WRITTEN INSTRUCTION:
Carry none of the pictures over; write out the complete data exactly.

#### TASK INPUTS

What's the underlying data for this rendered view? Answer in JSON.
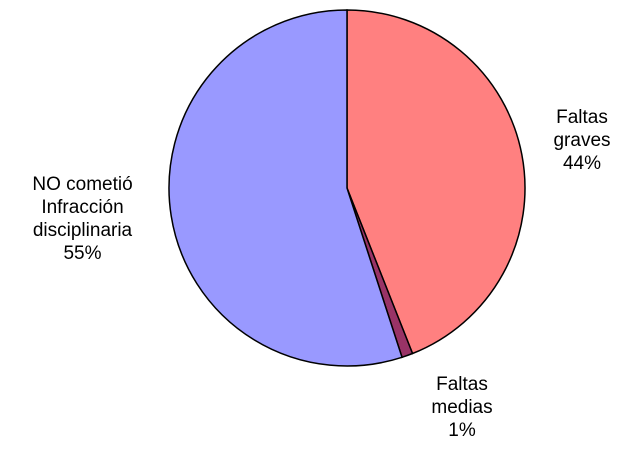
{
  "chart_data": {
    "type": "pie",
    "categories": [
      "Faltas graves",
      "Faltas medias",
      "NO cometió Infracción disciplinaria"
    ],
    "values": [
      44,
      1,
      55
    ],
    "value_labels": [
      "44%",
      "1%",
      "55%"
    ],
    "colors": [
      "#ff8080",
      "#993366",
      "#9999ff"
    ]
  }
}
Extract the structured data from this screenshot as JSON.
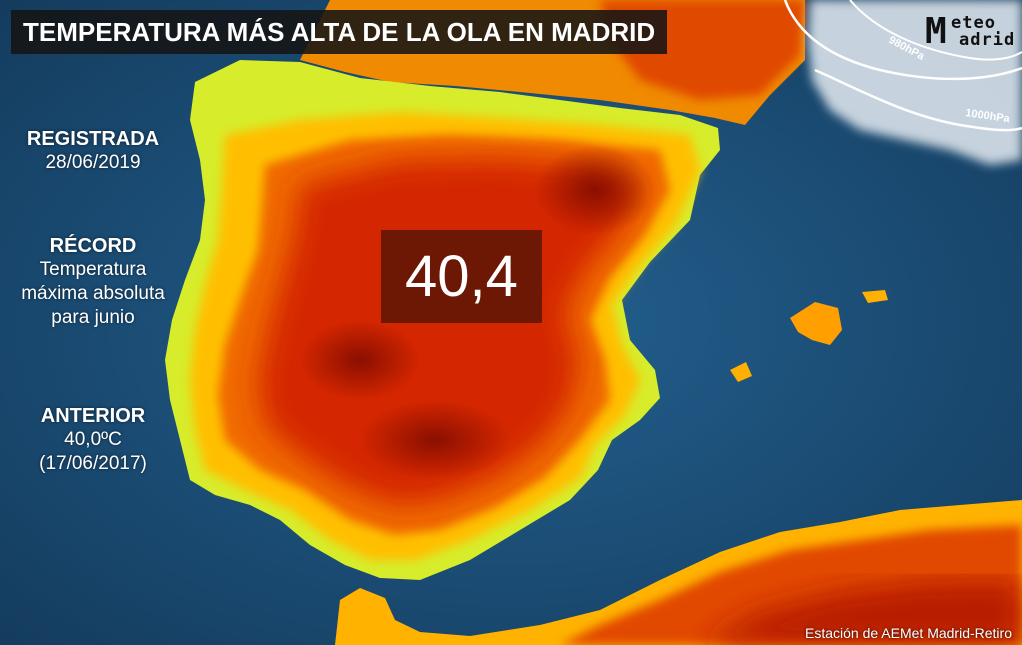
{
  "title": "TEMPERATURA MÁS ALTA DE LA OLA EN MADRID",
  "logo": {
    "mark": "M",
    "line1": "eteo",
    "line2": "adrid"
  },
  "isobars": [
    "980hPa",
    "1000hPa"
  ],
  "registrada": {
    "heading": "REGISTRADA",
    "date": "28/06/2019"
  },
  "record": {
    "heading": "RÉCORD",
    "line1": "Temperatura",
    "line2": "máxima absoluta",
    "line3": "para junio"
  },
  "anterior": {
    "heading": "ANTERIOR",
    "value": "40,0ºC",
    "date": "(17/06/2017)"
  },
  "temperature": "40,4",
  "station": "Estación de AEMet Madrid-Retiro",
  "colors": {
    "sea": "#1d4f7a",
    "hot": "#c21c00",
    "warm": "#f06a00",
    "mild": "#ffd400",
    "cool": "#c5ec2c"
  }
}
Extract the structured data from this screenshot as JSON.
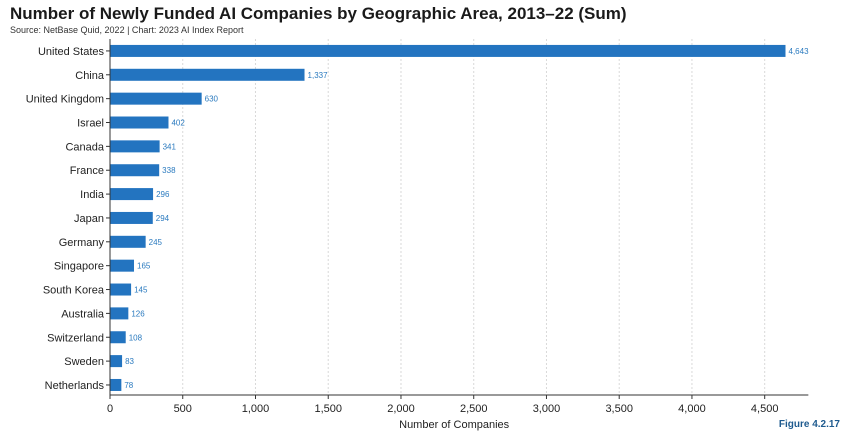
{
  "header": {
    "title": "Number of Newly Funded AI Companies by Geographic Area, 2013–22 (Sum)",
    "source": "Source: NetBase Quid, 2022 | Chart: 2023 AI Index Report"
  },
  "footer": {
    "figure_label": "Figure 4.2.17"
  },
  "colors": {
    "bar": "#2374c0",
    "value_label": "#2a7abf",
    "grid": "#d9d9d9",
    "axis": "#333333"
  },
  "chart_data": {
    "type": "bar",
    "orientation": "horizontal",
    "title": "Number of Newly Funded AI Companies by Geographic Area, 2013–22 (Sum)",
    "xlabel": "Number of Companies",
    "ylabel": "",
    "xlim": [
      0,
      4800
    ],
    "x_ticks": [
      0,
      500,
      1000,
      1500,
      2000,
      2500,
      3000,
      3500,
      4000,
      4500
    ],
    "x_tick_labels": [
      "0",
      "500",
      "1,000",
      "1,500",
      "2,000",
      "2,500",
      "3,000",
      "3,500",
      "4,000",
      "4,500"
    ],
    "grid": "vertical",
    "categories": [
      "United States",
      "China",
      "United Kingdom",
      "Israel",
      "Canada",
      "France",
      "India",
      "Japan",
      "Germany",
      "Singapore",
      "South Korea",
      "Australia",
      "Switzerland",
      "Sweden",
      "Netherlands"
    ],
    "values": [
      4643,
      1337,
      630,
      402,
      341,
      338,
      296,
      294,
      245,
      165,
      145,
      126,
      108,
      83,
      78
    ],
    "value_labels": [
      "4,643",
      "1,337",
      "630",
      "402",
      "341",
      "338",
      "296",
      "294",
      "245",
      "165",
      "145",
      "126",
      "108",
      "83",
      "78"
    ]
  }
}
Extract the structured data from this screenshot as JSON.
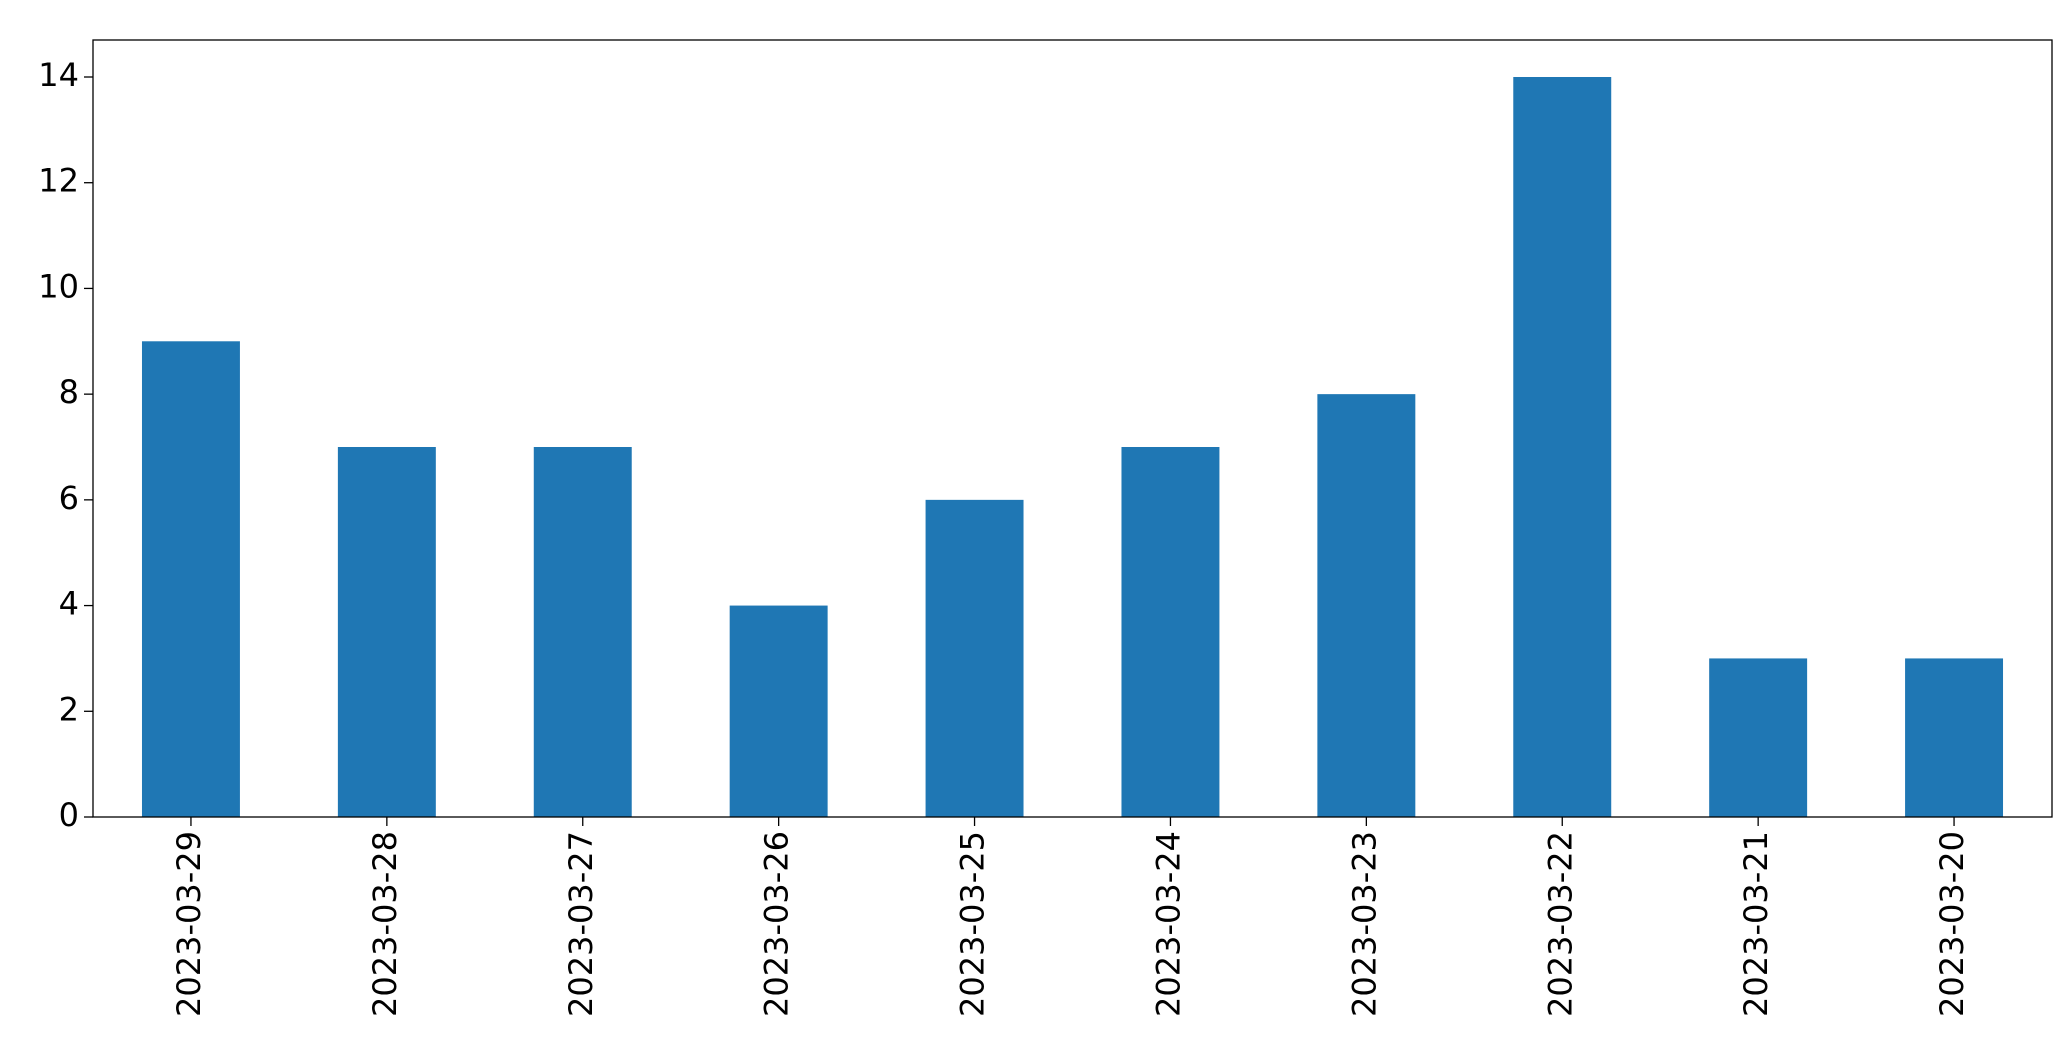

########

THE COMPLETED TASK:
What's the underlying data for this rendered view? Answer in JSON.
{
  "chart_data": {
    "type": "pie",
    "categories": [
      "Faltas graves",
      "Faltas medias",
      "NO cometió Infracción disciplinaria"
    ],
    "values": [
      44,
      1,
      55
    ],
    "value_labels": [
      "44%",
      "1%",
      "55%"
    ],
    "colors": [
      "#ff8080",
      "#993366",
      "#9999ff"
    ]
  }
}
Extract the structured data from this screenshot as JSON.
{
  "title": "TEMPERATURA MÁS ALTA DE LA OLA EN MADRID",
  "logo": {
    "mark": "M",
    "line1": "eteo",
    "line2": "adrid"
  },
  "isobars": [
    "980hPa",
    "1000hPa"
  ],
  "registrada": {
    "heading": "REGISTRADA",
    "date": "28/06/2019"
  },
  "record": {
    "heading": "RÉCORD",
    "line1": "Temperatura",
    "line2": "máxima absoluta",
    "line3": "para junio"
  },
  "anterior": {
    "heading": "ANTERIOR",
    "value": "40,0ºC",
    "date": "(17/06/2017)"
  },
  "temperature": "40,4",
  "station": "Estación de AEMet Madrid-Retiro",
  "colors": {
    "sea": "#1d4f7a",
    "hot": "#c21c00",
    "warm": "#f06a00",
    "mild": "#ffd400",
    "cool": "#c5ec2c"
  }
}
Extract the structured data from this screenshot as JSON.
{
  "header": {
    "title": "Number of Newly Funded AI Companies by Geographic Area, 2013–22 (Sum)",
    "source": "Source: NetBase Quid, 2022 | Chart: 2023 AI Index Report"
  },
  "footer": {
    "figure_label": "Figure 4.2.17"
  },
  "colors": {
    "bar": "#2374c0",
    "value_label": "#2a7abf",
    "grid": "#d9d9d9",
    "axis": "#333333"
  },
  "chart_data": {
    "type": "bar",
    "orientation": "horizontal",
    "title": "Number of Newly Funded AI Companies by Geographic Area, 2013–22 (Sum)",
    "xlabel": "Number of Companies",
    "ylabel": "",
    "xlim": [
      0,
      4800
    ],
    "x_ticks": [
      0,
      500,
      1000,
      1500,
      2000,
      2500,
      3000,
      3500,
      4000,
      4500
    ],
    "x_tick_labels": [
      "0",
      "500",
      "1,000",
      "1,500",
      "2,000",
      "2,500",
      "3,000",
      "3,500",
      "4,000",
      "4,500"
    ],
    "grid": "vertical",
    "categories": [
      "United States",
      "China",
      "United Kingdom",
      "Israel",
      "Canada",
      "France",
      "India",
      "Japan",
      "Germany",
      "Singapore",
      "South Korea",
      "Australia",
      "Switzerland",
      "Sweden",
      "Netherlands"
    ],
    "values": [
      4643,
      1337,
      630,
      402,
      341,
      338,
      296,
      294,
      245,
      165,
      145,
      126,
      108,
      83,
      78
    ],
    "value_labels": [
      "4,643",
      "1,337",
      "630",
      "402",
      "341",
      "338",
      "296",
      "294",
      "245",
      "165",
      "145",
      "126",
      "108",
      "83",
      "78"
    ]
  }
}
Extract the structured data from this screenshot as JSON.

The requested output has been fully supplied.